**Directions:**
From the entries that follow, list every line in which the string "fort" appears.

── Data shown

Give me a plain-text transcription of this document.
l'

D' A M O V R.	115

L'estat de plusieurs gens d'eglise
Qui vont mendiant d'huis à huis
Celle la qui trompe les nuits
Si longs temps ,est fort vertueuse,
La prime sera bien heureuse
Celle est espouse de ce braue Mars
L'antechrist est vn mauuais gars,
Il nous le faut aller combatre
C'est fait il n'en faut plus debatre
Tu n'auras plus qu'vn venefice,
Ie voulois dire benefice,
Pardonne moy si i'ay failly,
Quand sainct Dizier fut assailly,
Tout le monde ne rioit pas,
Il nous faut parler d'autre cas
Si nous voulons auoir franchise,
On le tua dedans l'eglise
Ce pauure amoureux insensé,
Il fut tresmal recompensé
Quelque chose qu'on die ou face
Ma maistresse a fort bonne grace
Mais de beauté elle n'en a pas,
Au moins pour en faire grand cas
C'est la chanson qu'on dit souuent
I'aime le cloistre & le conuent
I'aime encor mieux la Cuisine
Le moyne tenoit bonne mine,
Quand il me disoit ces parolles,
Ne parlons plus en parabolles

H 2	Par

────

**Reply to the exercise:**
Si longs temps ,est fort vertueuse,
Ma maistresse a fort bonne grace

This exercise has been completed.